Only the pictures stay out; every record is to be quoted exactly.
__________
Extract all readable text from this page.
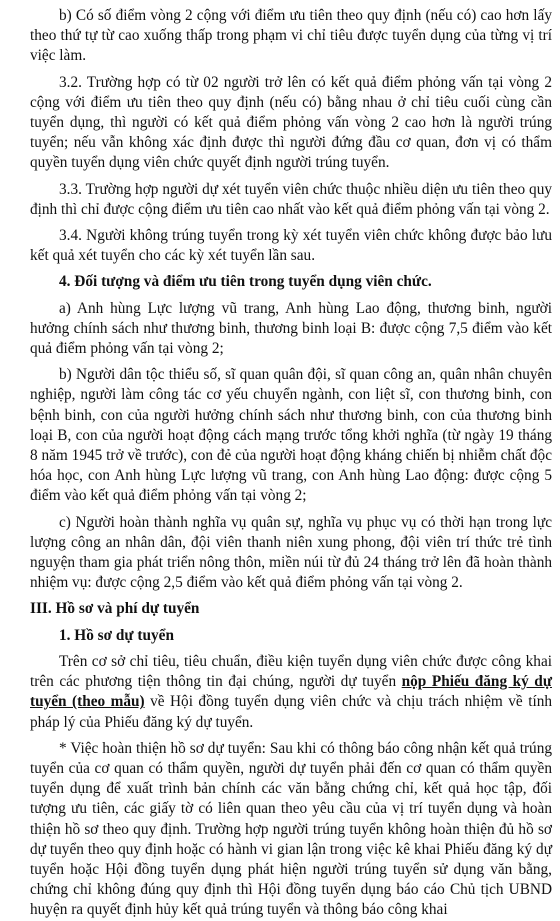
b) Có số điểm vòng 2 cộng với điểm ưu tiên theo quy định (nếu có) cao hơn lấy theo thứ tự từ cao xuống thấp trong phạm vi chỉ tiêu được tuyển dụng của từng vị trí việc làm.

3.2. Trường hợp có từ 02 người trở lên có kết quả điểm phỏng vấn tại vòng 2 cộng với điểm ưu tiên theo quy định (nếu có) bằng nhau ở chỉ tiêu cuối cùng cần tuyển dụng, thì người có kết quả điểm phỏng vấn vòng 2 cao hơn là người trúng tuyển; nếu vẫn không xác định được thì người đứng đầu cơ quan, đơn vị có thẩm quyền tuyển dụng viên chức quyết định người trúng tuyển.

3.3. Trường hợp người dự xét tuyển viên chức thuộc nhiều diện ưu tiên theo quy định thì chỉ được cộng điểm ưu tiên cao nhất vào kết quả điểm phỏng vấn tại vòng 2.

3.4. Người không trúng tuyển trong kỳ xét tuyển viên chức không được bảo lưu kết quả xét tuyển cho các kỳ xét tuyển lần sau.

4. Đối tượng và điểm ưu tiên trong tuyển dụng viên chức.

a) Anh hùng Lực lượng vũ trang, Anh hùng Lao động, thương binh, người hưởng chính sách như thương binh, thương binh loại B: được cộng 7,5 điểm vào kết quả điểm phỏng vấn tại vòng 2;

b) Người dân tộc thiểu số, sĩ quan quân đội, sĩ quan công an, quân nhân chuyên nghiệp, người làm công tác cơ yếu chuyển ngành, con liệt sĩ, con thương binh, con bệnh binh, con của người hưởng chính sách như thương binh, con của thương binh loại B, con của người hoạt động cách mạng trước tổng khởi nghĩa (từ ngày 19 tháng 8 năm 1945 trở về trước), con đẻ của người hoạt động kháng chiến bị nhiễm chất độc hóa học, con Anh hùng Lực lượng vũ trang, con Anh hùng Lao động: được cộng 5 điểm vào kết quả điểm phỏng vấn tại vòng 2;

c) Người hoàn thành nghĩa vụ quân sự, nghĩa vụ phục vụ có thời hạn trong lực lượng công an nhân dân, đội viên thanh niên xung phong, đội viên trí thức trẻ tình nguyện tham gia phát triển nông thôn, miền núi từ đủ 24 tháng trở lên đã hoàn thành nhiệm vụ: được cộng 2,5 điểm vào kết quả điểm phỏng vấn tại vòng 2.

III. Hồ sơ và phí dự tuyển

1. Hồ sơ dự tuyển

Trên cơ sở chỉ tiêu, tiêu chuẩn, điều kiện tuyển dụng viên chức được công khai trên các phương tiện thông tin đại chúng, người dự tuyển nộp Phiếu đăng ký dự tuyển (theo mẫu) về Hội đồng tuyển dụng viên chức và chịu trách nhiệm về tính pháp lý của Phiếu đăng ký dự tuyển.

* Việc hoàn thiện hồ sơ dự tuyển: Sau khi có thông báo công nhận kết quả trúng tuyển của cơ quan có thẩm quyền, người dự tuyển phải đến cơ quan có thẩm quyền tuyển dụng để xuất trình bản chính các văn bằng chứng chỉ, kết quả học tập, đối tượng ưu tiên, các giấy tờ có liên quan theo yêu cầu của vị trí tuyển dụng và hoàn thiện hồ sơ theo quy định. Trường hợp người trúng tuyển không hoàn thiện đủ hồ sơ dự tuyển theo quy định hoặc có hành vi gian lận trong việc kê khai Phiếu đăng ký dự tuyển hoặc Hội đồng tuyển dụng phát hiện người trúng tuyển sử dụng văn bằng, chứng chỉ không đúng quy định thì Hội đồng tuyển dụng báo cáo Chủ tịch UBND huyện ra quyết định hủy kết quả trúng tuyển và thông báo công khai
__________
■ Reply ■
Extract all readable text from this page.
b) Có số điểm vòng 2 cộng với điểm ưu tiên theo quy định (nếu có) cao hơn lấy theo thứ tự từ cao xuống thấp trong phạm vi chỉ tiêu được tuyển dụng của từng vị trí việc làm.

3.2. Trường hợp có từ 02 người trở lên có kết quả điểm phỏng vấn tại vòng 2 cộng với điểm ưu tiên theo quy định (nếu có) bằng nhau ở chỉ tiêu cuối cùng cần tuyển dụng, thì người có kết quả điểm phỏng vấn vòng 2 cao hơn là người trúng tuyển; nếu vẫn không xác định được thì người đứng đầu cơ quan, đơn vị có thẩm quyền tuyển dụng viên chức quyết định người trúng tuyển.

3.3. Trường hợp người dự xét tuyển viên chức thuộc nhiều diện ưu tiên theo quy định thì chỉ được cộng điểm ưu tiên cao nhất vào kết quả điểm phỏng vấn tại vòng 2.

3.4. Người không trúng tuyển trong kỳ xét tuyển viên chức không được bảo lưu kết quả xét tuyển cho các kỳ xét tuyển lần sau.

4. Đối tượng và điểm ưu tiên trong tuyển dụng viên chức.

a) Anh hùng Lực lượng vũ trang, Anh hùng Lao động, thương binh, người hưởng chính sách như thương binh, thương binh loại B: được cộng 7,5 điểm vào kết quả điểm phỏng vấn tại vòng 2;

b) Người dân tộc thiểu số, sĩ quan quân đội, sĩ quan công an, quân nhân chuyên nghiệp, người làm công tác cơ yếu chuyển ngành, con liệt sĩ, con thương binh, con bệnh binh, con của người hưởng chính sách như thương binh, con của thương binh loại B, con của người hoạt động cách mạng trước tổng khởi nghĩa (từ ngày 19 tháng 8 năm 1945 trở về trước), con đẻ của người hoạt động kháng chiến bị nhiễm chất độc hóa học, con Anh hùng Lực lượng vũ trang, con Anh hùng Lao động: được cộng 5 điểm vào kết quả điểm phỏng vấn tại vòng 2;

c) Người hoàn thành nghĩa vụ quân sự, nghĩa vụ phục vụ có thời hạn trong lực lượng công an nhân dân, đội viên thanh niên xung phong, đội viên trí thức trẻ tình nguyện tham gia phát triển nông thôn, miền núi từ đủ 24 tháng trở lên đã hoàn thành nhiệm vụ: được cộng 2,5 điểm vào kết quả điểm phỏng vấn tại vòng 2.

III. Hồ sơ và phí dự tuyển

1. Hồ sơ dự tuyển

Trên cơ sở chỉ tiêu, tiêu chuẩn, điều kiện tuyển dụng viên chức được công khai trên các phương tiện thông tin đại chúng, người dự tuyển nộp Phiếu đăng ký dự tuyển (theo mẫu) về Hội đồng tuyển dụng viên chức và chịu trách nhiệm về tính pháp lý của Phiếu đăng ký dự tuyển.

* Việc hoàn thiện hồ sơ dự tuyển: Sau khi có thông báo công nhận kết quả trúng tuyển của cơ quan có thẩm quyền, người dự tuyển phải đến cơ quan có thẩm quyền tuyển dụng để xuất trình bản chính các văn bằng chứng chỉ, kết quả học tập, đối tượng ưu tiên, các giấy tờ có liên quan theo yêu cầu của vị trí tuyển dụng và hoàn thiện hồ sơ theo quy định. Trường hợp người trúng tuyển không hoàn thiện đủ hồ sơ dự tuyển theo quy định hoặc có hành vi gian lận trong việc kê khai Phiếu đăng ký dự tuyển hoặc Hội đồng tuyển dụng phát hiện người trúng tuyển sử dụng văn bằng, chứng chỉ không đúng quy định thì Hội đồng tuyển dụng báo cáo Chủ tịch UBND huyện ra quyết định hủy kết quả trúng tuyển và thông báo công khai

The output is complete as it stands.